▶ _EXERCISE REQUIREMENTS_: Print the records exactly as written, and let no picture into the answer.

▶ _DATA TO USE_:
====

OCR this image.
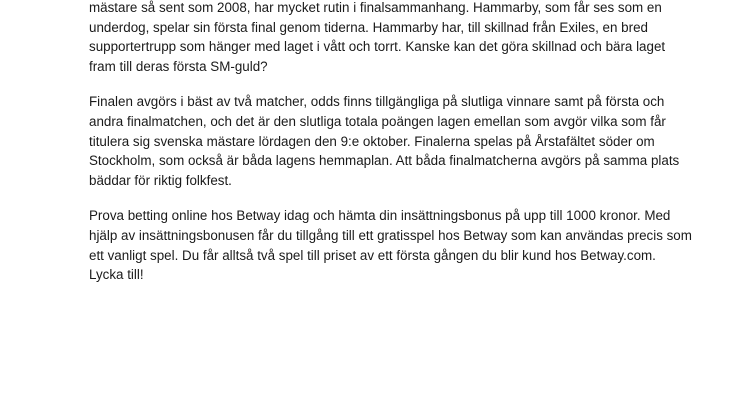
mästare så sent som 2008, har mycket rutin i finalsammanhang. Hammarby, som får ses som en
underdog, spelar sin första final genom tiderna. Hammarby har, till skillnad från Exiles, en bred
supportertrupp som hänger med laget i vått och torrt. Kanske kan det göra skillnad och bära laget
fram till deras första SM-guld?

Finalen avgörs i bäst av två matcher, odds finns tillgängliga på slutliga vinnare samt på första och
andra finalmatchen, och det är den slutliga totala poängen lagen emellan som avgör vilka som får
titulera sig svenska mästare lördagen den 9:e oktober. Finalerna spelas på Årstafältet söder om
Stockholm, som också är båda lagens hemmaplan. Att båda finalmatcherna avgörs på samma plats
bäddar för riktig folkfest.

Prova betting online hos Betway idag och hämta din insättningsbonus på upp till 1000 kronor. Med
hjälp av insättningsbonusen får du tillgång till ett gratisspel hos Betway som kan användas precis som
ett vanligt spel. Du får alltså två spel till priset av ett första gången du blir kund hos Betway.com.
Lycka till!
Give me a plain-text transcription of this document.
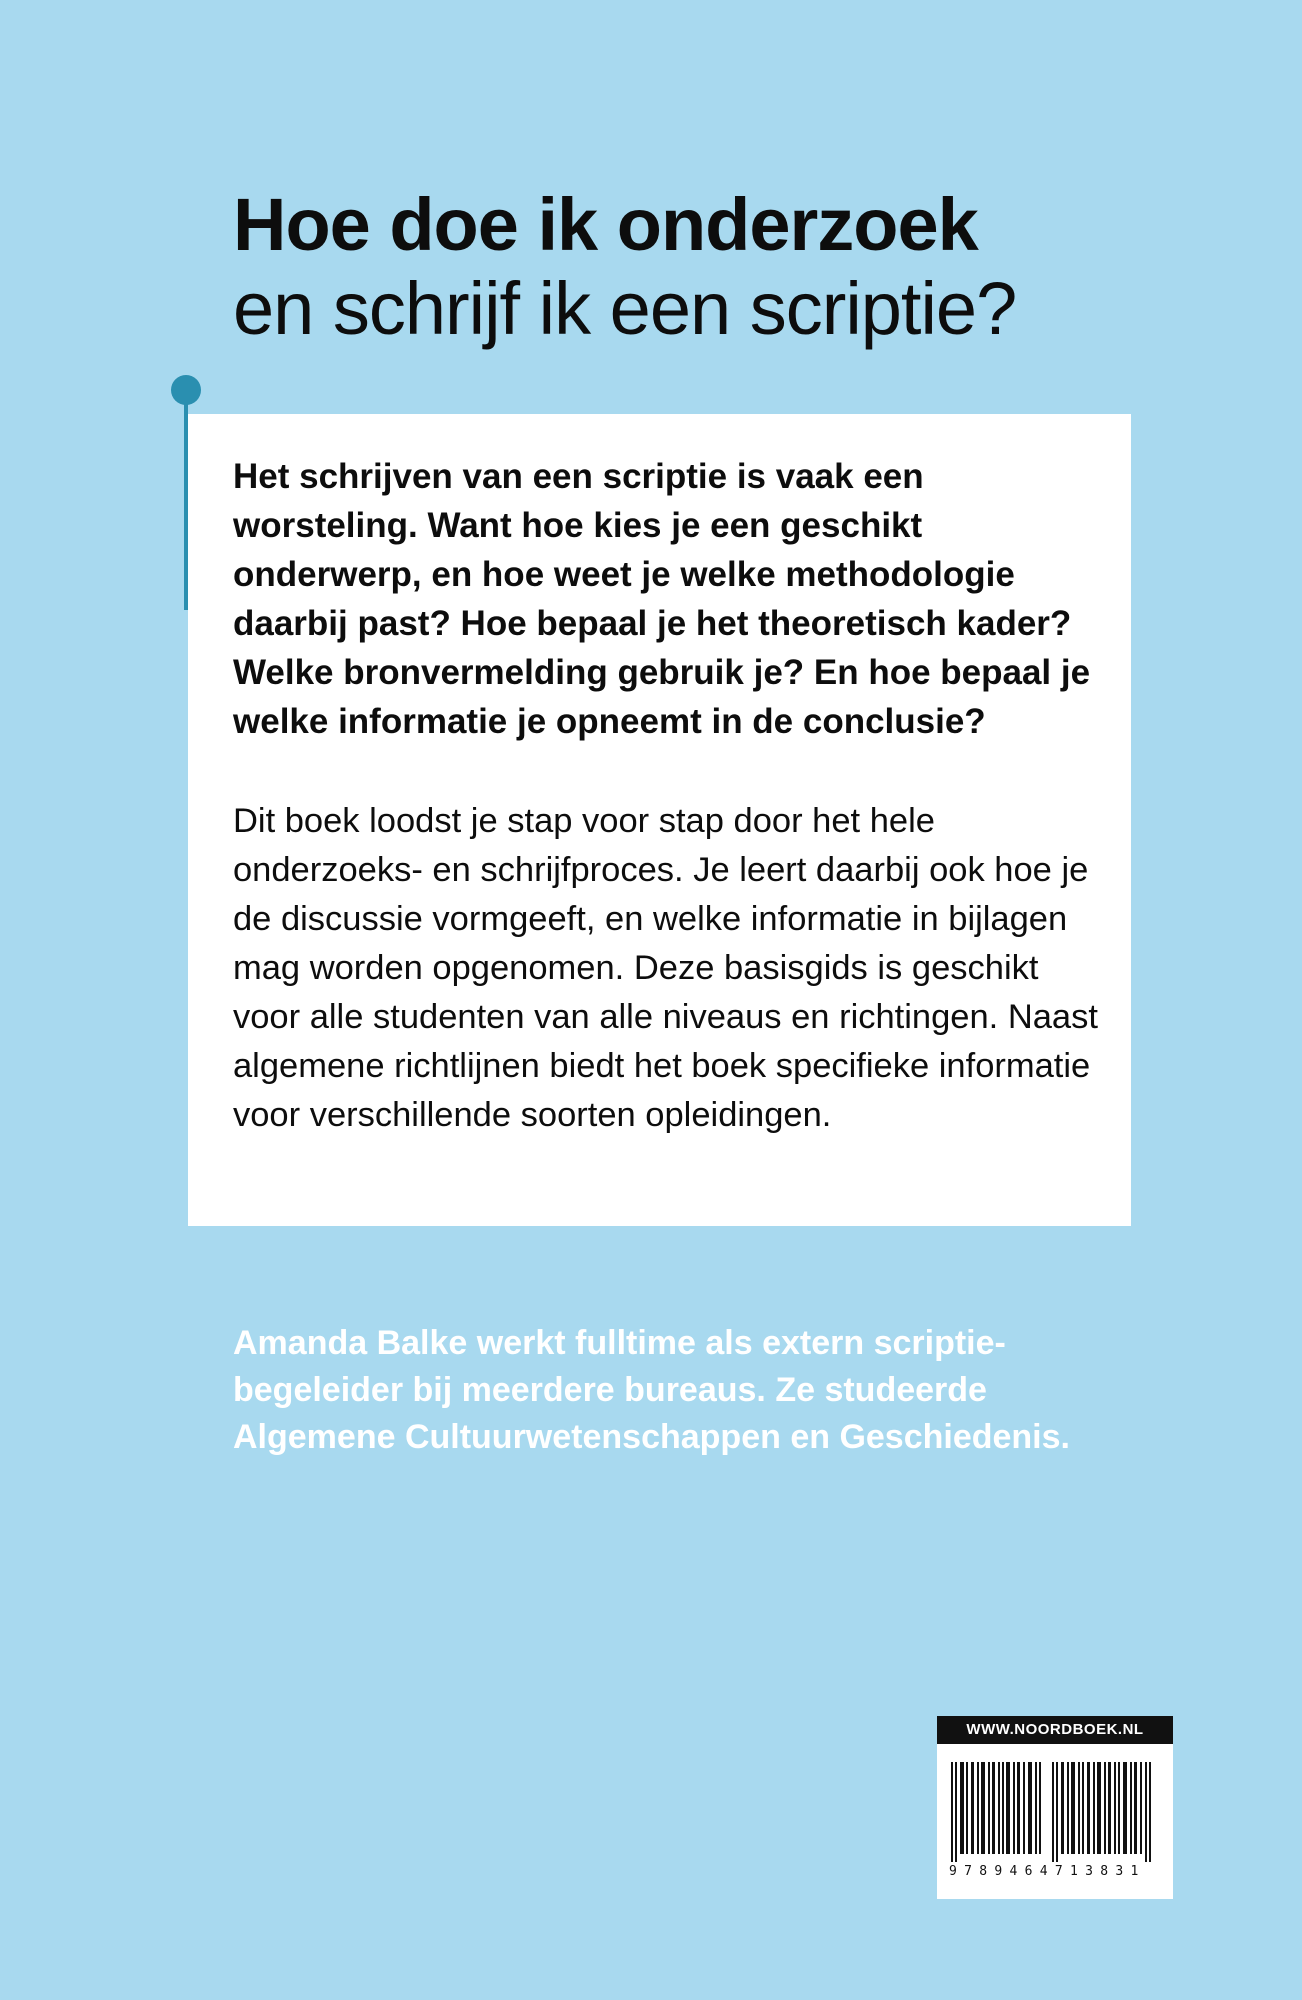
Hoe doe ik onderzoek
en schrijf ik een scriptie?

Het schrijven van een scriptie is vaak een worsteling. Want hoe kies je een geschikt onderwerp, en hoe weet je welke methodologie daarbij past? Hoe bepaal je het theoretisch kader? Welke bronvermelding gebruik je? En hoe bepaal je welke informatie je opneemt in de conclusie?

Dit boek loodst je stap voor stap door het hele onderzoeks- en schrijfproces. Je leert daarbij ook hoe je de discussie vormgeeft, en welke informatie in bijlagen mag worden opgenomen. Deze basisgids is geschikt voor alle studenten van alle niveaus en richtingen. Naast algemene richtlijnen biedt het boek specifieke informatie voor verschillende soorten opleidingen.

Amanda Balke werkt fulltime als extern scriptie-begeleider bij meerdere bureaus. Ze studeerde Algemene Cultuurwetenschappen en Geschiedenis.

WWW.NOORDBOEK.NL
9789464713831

====

▶ _YOUR SOLUTION_:
OCR this image.
mästare så sent som 2008, har mycket rutin i finalsammanhang. Hammarby, som får ses som en
underdog, spelar sin första final genom tiderna. Hammarby har, till skillnad från Exiles, en bred
supportertrupp som hänger med laget i vått och torrt. Kanske kan det göra skillnad och bära laget
fram till deras första SM-guld?

Finalen avgörs i bäst av två matcher, odds finns tillgängliga på slutliga vinnare samt på första och
andra finalmatchen, och det är den slutliga totala poängen lagen emellan som avgör vilka som får
titulera sig svenska mästare lördagen den 9:e oktober. Finalerna spelas på Årstafältet söder om
Stockholm, som också är båda lagens hemmaplan. Att båda finalmatcherna avgörs på samma plats
bäddar för riktig folkfest.

Prova betting online hos Betway idag och hämta din insättningsbonus på upp till 1000 kronor. Med
hjälp av insättningsbonusen får du tillgång till ett gratisspel hos Betway som kan användas precis som
ett vanligt spel. Du får alltså två spel till priset av ett första gången du blir kund hos Betway.com.
Lycka till!
Give me a plain-text transcription of this document.
Hoe doe ik onderzoek
en schrijf ik een scriptie?

Het schrijven van een scriptie is vaak een worsteling. Want hoe kies je een geschikt onderwerp, en hoe weet je welke methodologie daarbij past? Hoe bepaal je het theoretisch kader? Welke bronvermelding gebruik je? En hoe bepaal je welke informatie je opneemt in de conclusie?

Dit boek loodst je stap voor stap door het hele onderzoeks- en schrijfproces. Je leert daarbij ook hoe je de discussie vormgeeft, en welke informatie in bijlagen mag worden opgenomen. Deze basisgids is geschikt voor alle studenten van alle niveaus en richtingen. Naast algemene richtlijnen biedt het boek specifieke informatie voor verschillende soorten opleidingen.

Amanda Balke werkt fulltime als extern scriptie-begeleider bij meerdere bureaus. Ze studeerde Algemene Cultuurwetenschappen en Geschiedenis.

WWW.NOORDBOEK.NL
9789464713831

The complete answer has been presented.